>> Start Records for processing

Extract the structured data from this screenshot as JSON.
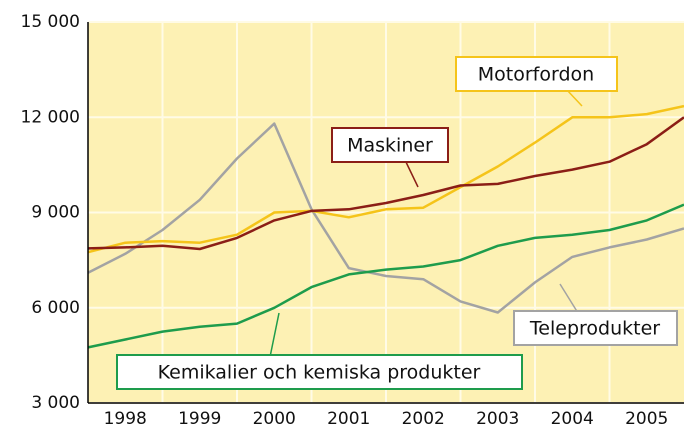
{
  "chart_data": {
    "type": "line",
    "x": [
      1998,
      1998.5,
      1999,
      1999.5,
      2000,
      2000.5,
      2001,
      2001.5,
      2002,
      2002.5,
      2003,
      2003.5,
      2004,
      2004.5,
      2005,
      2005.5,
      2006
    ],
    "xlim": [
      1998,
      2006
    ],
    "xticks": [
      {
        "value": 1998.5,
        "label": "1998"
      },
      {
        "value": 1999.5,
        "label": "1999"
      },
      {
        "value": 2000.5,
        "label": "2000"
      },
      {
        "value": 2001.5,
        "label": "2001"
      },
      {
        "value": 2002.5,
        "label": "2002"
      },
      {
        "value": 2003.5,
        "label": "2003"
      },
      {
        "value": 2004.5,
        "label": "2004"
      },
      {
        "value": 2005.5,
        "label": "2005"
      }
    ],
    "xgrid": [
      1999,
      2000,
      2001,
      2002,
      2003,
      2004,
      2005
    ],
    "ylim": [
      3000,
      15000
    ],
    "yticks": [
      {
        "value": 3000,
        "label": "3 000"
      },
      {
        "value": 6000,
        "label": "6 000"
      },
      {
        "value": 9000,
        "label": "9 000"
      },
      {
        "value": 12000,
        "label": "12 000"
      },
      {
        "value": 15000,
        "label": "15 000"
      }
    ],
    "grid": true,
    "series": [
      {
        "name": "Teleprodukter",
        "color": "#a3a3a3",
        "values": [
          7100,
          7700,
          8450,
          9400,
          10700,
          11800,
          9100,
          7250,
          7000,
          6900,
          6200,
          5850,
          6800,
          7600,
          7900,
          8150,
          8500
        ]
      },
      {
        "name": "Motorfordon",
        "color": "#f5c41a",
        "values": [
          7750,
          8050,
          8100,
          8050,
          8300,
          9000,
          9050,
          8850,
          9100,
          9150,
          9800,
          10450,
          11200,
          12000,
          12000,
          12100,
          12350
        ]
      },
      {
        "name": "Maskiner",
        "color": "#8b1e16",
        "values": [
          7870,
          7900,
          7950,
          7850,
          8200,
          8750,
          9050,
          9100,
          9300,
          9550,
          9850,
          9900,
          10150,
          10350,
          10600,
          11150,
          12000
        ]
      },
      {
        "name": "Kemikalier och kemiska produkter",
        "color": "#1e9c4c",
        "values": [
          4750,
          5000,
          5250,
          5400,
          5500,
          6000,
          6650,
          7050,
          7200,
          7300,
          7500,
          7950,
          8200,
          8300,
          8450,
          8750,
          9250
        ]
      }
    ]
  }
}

>> End Records for processing

Reproduce every record word for word. The copy must contain no pictures.

● **Result of the exercise**:
Extract the structured data from this screenshot as JSON.
{
  "chart_data": {
    "type": "line",
    "x": [
      1998,
      1998.5,
      1999,
      1999.5,
      2000,
      2000.5,
      2001,
      2001.5,
      2002,
      2002.5,
      2003,
      2003.5,
      2004,
      2004.5,
      2005,
      2005.5,
      2006
    ],
    "xlim": [
      1998,
      2006
    ],
    "xticks": [
      {
        "value": 1998.5,
        "label": "1998"
      },
      {
        "value": 1999.5,
        "label": "1999"
      },
      {
        "value": 2000.5,
        "label": "2000"
      },
      {
        "value": 2001.5,
        "label": "2001"
      },
      {
        "value": 2002.5,
        "label": "2002"
      },
      {
        "value": 2003.5,
        "label": "2003"
      },
      {
        "value": 2004.5,
        "label": "2004"
      },
      {
        "value": 2005.5,
        "label": "2005"
      }
    ],
    "xgrid": [
      1999,
      2000,
      2001,
      2002,
      2003,
      2004,
      2005
    ],
    "ylim": [
      3000,
      15000
    ],
    "yticks": [
      {
        "value": 3000,
        "label": "3 000"
      },
      {
        "value": 6000,
        "label": "6 000"
      },
      {
        "value": 9000,
        "label": "9 000"
      },
      {
        "value": 12000,
        "label": "12 000"
      },
      {
        "value": 15000,
        "label": "15 000"
      }
    ],
    "grid": true,
    "series": [
      {
        "name": "Teleprodukter",
        "color": "#a3a3a3",
        "values": [
          7100,
          7700,
          8450,
          9400,
          10700,
          11800,
          9100,
          7250,
          7000,
          6900,
          6200,
          5850,
          6800,
          7600,
          7900,
          8150,
          8500
        ]
      },
      {
        "name": "Motorfordon",
        "color": "#f5c41a",
        "values": [
          7750,
          8050,
          8100,
          8050,
          8300,
          9000,
          9050,
          8850,
          9100,
          9150,
          9800,
          10450,
          11200,
          12000,
          12000,
          12100,
          12350
        ]
      },
      {
        "name": "Maskiner",
        "color": "#8b1e16",
        "values": [
          7870,
          7900,
          7950,
          7850,
          8200,
          8750,
          9050,
          9100,
          9300,
          9550,
          9850,
          9900,
          10150,
          10350,
          10600,
          11150,
          12000
        ]
      },
      {
        "name": "Kemikalier och kemiska produkter",
        "color": "#1e9c4c",
        "values": [
          4750,
          5000,
          5250,
          5400,
          5500,
          6000,
          6650,
          7050,
          7200,
          7300,
          7500,
          7950,
          8200,
          8300,
          8450,
          8750,
          9250
        ]
      }
    ]
  }
}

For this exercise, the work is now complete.